=== Data supplied ===

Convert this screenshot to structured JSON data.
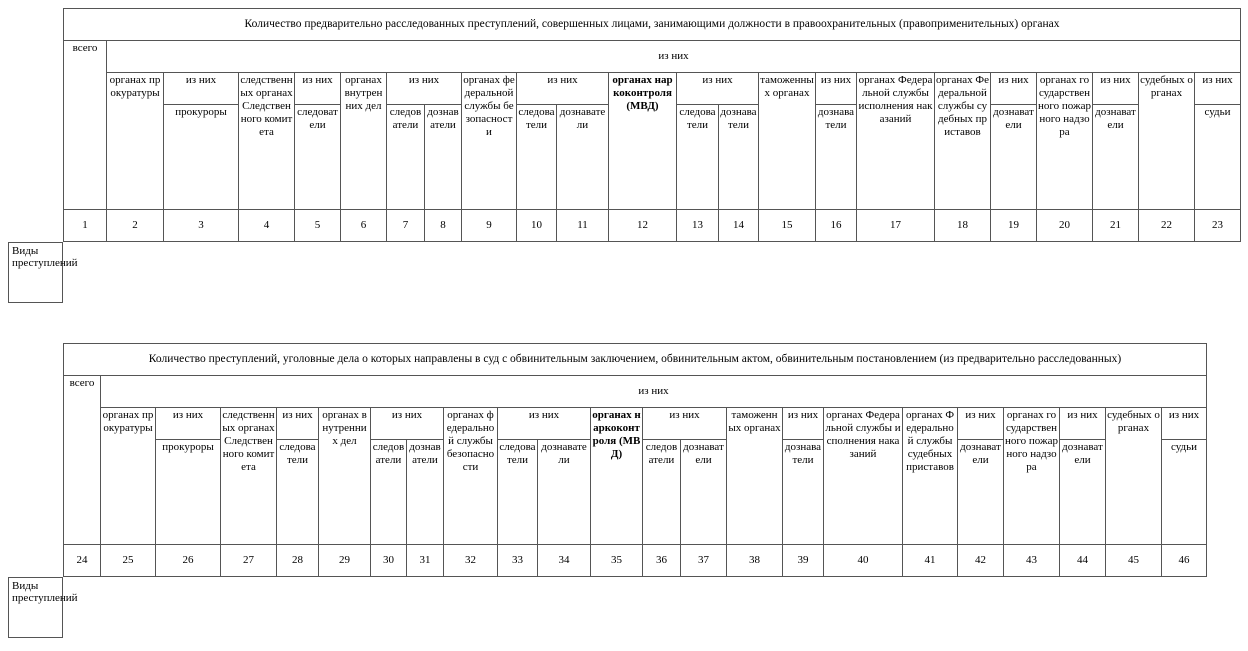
{
  "tables": [
    {
      "title": "Количество предварительно расследованных преступлений, совершенных лицами, занимающими должности в правоохранительных (правоприменительных) органах",
      "total": "всего",
      "subheader": "из них",
      "headers": [
        {
          "label": "органах прокуратуры"
        },
        {
          "label": "из них",
          "sub": [
            "прокуроры"
          ]
        },
        {
          "label": "следственных органах Следственного комитета"
        },
        {
          "label": "из них",
          "sub": [
            "следователи"
          ]
        },
        {
          "label": "органах внутренних дел"
        },
        {
          "label": "из них",
          "sub": [
            "следователи",
            "дознаватели"
          ]
        },
        {
          "label": "органах федеральной службы безопасности"
        },
        {
          "label": "из них",
          "sub": [
            "следователи",
            "дознаватели"
          ]
        },
        {
          "label": "органах наркоконтроля (МВД)",
          "bold": true
        },
        {
          "label": "из них",
          "sub": [
            "следователи",
            "дознаватели"
          ]
        },
        {
          "label": "таможенных органах"
        },
        {
          "label": "из них",
          "sub": [
            "дознаватели"
          ]
        },
        {
          "label": "органах Федеральной службы исполнения наказаний"
        },
        {
          "label": "органах Федеральной службы судебных приставов"
        },
        {
          "label": "из них",
          "sub": [
            "дознаватели"
          ]
        },
        {
          "label": "органах государственного пожарного надзора"
        },
        {
          "label": "из них",
          "sub": [
            "дознаватели"
          ]
        },
        {
          "label": "судебных органах"
        },
        {
          "label": "из них",
          "sub": [
            "судьи"
          ]
        }
      ],
      "numbers": [
        1,
        2,
        3,
        4,
        5,
        6,
        7,
        8,
        9,
        10,
        11,
        12,
        13,
        14,
        15,
        16,
        17,
        18,
        19,
        20,
        21,
        22,
        23
      ],
      "row_label": "Виды преступлений"
    },
    {
      "title": "Количество преступлений, уголовные дела о которых направлены в суд с обвинительным заключением, обвинительным актом, обвинительным постановлением (из предварительно расследованных)",
      "total": "всего",
      "subheader": "из них",
      "headers": [
        {
          "label": "органах прокуратуры"
        },
        {
          "label": "из них",
          "sub": [
            "прокуроры"
          ]
        },
        {
          "label": "следственных органах Следственного комитета"
        },
        {
          "label": "из них",
          "sub": [
            "следователи"
          ]
        },
        {
          "label": "органах внутренних дел"
        },
        {
          "label": "из них",
          "sub": [
            "следователи",
            "дознаватели"
          ]
        },
        {
          "label": "органах федеральной службы безопасности"
        },
        {
          "label": "из них",
          "sub": [
            "следователи",
            "дознаватели"
          ]
        },
        {
          "label": "органах наркоконтроля (МВД)",
          "bold": true
        },
        {
          "label": "из них",
          "sub": [
            "следователи",
            "дознаватели"
          ]
        },
        {
          "label": "таможенных органах"
        },
        {
          "label": "из них",
          "sub": [
            "дознаватели"
          ]
        },
        {
          "label": "органах Федеральной службы исполнения наказаний"
        },
        {
          "label": "органах Федеральной службы судебных приставов"
        },
        {
          "label": "из них",
          "sub": [
            "дознаватели"
          ]
        },
        {
          "label": "органах государственного пожарного надзора"
        },
        {
          "label": "из них",
          "sub": [
            "дознаватели"
          ]
        },
        {
          "label": "судебных органах"
        },
        {
          "label": "из них",
          "sub": [
            "судьи"
          ]
        }
      ],
      "numbers": [
        24,
        25,
        26,
        27,
        28,
        29,
        30,
        31,
        32,
        33,
        34,
        35,
        36,
        37,
        38,
        39,
        40,
        41,
        42,
        43,
        44,
        45,
        46
      ],
      "row_label": "Виды преступлений"
    }
  ]
}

===

Exercise description
Every record above should be written out again exactly; the pictures stay out of the copy.

Result of the task
Convert this screenshot to structured JSON data.
{
  "tables": [
    {
      "title": "Количество предварительно расследованных преступлений, совершенных лицами, занимающими должности в правоохранительных (правоприменительных) органах",
      "total": "всего",
      "subheader": "из них",
      "headers": [
        {
          "label": "органах прокуратуры"
        },
        {
          "label": "из них",
          "sub": [
            "прокуроры"
          ]
        },
        {
          "label": "следственных органах Следственного комитета"
        },
        {
          "label": "из них",
          "sub": [
            "следователи"
          ]
        },
        {
          "label": "органах внутренних дел"
        },
        {
          "label": "из них",
          "sub": [
            "следователи",
            "дознаватели"
          ]
        },
        {
          "label": "органах федеральной службы безопасности"
        },
        {
          "label": "из них",
          "sub": [
            "следователи",
            "дознаватели"
          ]
        },
        {
          "label": "органах наркоконтроля (МВД)",
          "bold": true
        },
        {
          "label": "из них",
          "sub": [
            "следователи",
            "дознаватели"
          ]
        },
        {
          "label": "таможенных органах"
        },
        {
          "label": "из них",
          "sub": [
            "дознаватели"
          ]
        },
        {
          "label": "органах Федеральной службы исполнения наказаний"
        },
        {
          "label": "органах Федеральной службы судебных приставов"
        },
        {
          "label": "из них",
          "sub": [
            "дознаватели"
          ]
        },
        {
          "label": "органах государственного пожарного надзора"
        },
        {
          "label": "из них",
          "sub": [
            "дознаватели"
          ]
        },
        {
          "label": "судебных органах"
        },
        {
          "label": "из них",
          "sub": [
            "судьи"
          ]
        }
      ],
      "numbers": [
        1,
        2,
        3,
        4,
        5,
        6,
        7,
        8,
        9,
        10,
        11,
        12,
        13,
        14,
        15,
        16,
        17,
        18,
        19,
        20,
        21,
        22,
        23
      ],
      "row_label": "Виды преступлений"
    },
    {
      "title": "Количество преступлений, уголовные дела о которых направлены в суд с обвинительным заключением, обвинительным актом, обвинительным постановлением (из предварительно расследованных)",
      "total": "всего",
      "subheader": "из них",
      "headers": [
        {
          "label": "органах прокуратуры"
        },
        {
          "label": "из них",
          "sub": [
            "прокуроры"
          ]
        },
        {
          "label": "следственных органах Следственного комитета"
        },
        {
          "label": "из них",
          "sub": [
            "следователи"
          ]
        },
        {
          "label": "органах внутренних дел"
        },
        {
          "label": "из них",
          "sub": [
            "следователи",
            "дознаватели"
          ]
        },
        {
          "label": "органах федеральной службы безопасности"
        },
        {
          "label": "из них",
          "sub": [
            "следователи",
            "дознаватели"
          ]
        },
        {
          "label": "органах наркоконтроля (МВД)",
          "bold": true
        },
        {
          "label": "из них",
          "sub": [
            "следователи",
            "дознаватели"
          ]
        },
        {
          "label": "таможенных органах"
        },
        {
          "label": "из них",
          "sub": [
            "дознаватели"
          ]
        },
        {
          "label": "органах Федеральной службы исполнения наказаний"
        },
        {
          "label": "органах Федеральной службы судебных приставов"
        },
        {
          "label": "из них",
          "sub": [
            "дознаватели"
          ]
        },
        {
          "label": "органах государственного пожарного надзора"
        },
        {
          "label": "из них",
          "sub": [
            "дознаватели"
          ]
        },
        {
          "label": "судебных органах"
        },
        {
          "label": "из них",
          "sub": [
            "судьи"
          ]
        }
      ],
      "numbers": [
        24,
        25,
        26,
        27,
        28,
        29,
        30,
        31,
        32,
        33,
        34,
        35,
        36,
        37,
        38,
        39,
        40,
        41,
        42,
        43,
        44,
        45,
        46
      ],
      "row_label": "Виды преступлений"
    }
  ]
}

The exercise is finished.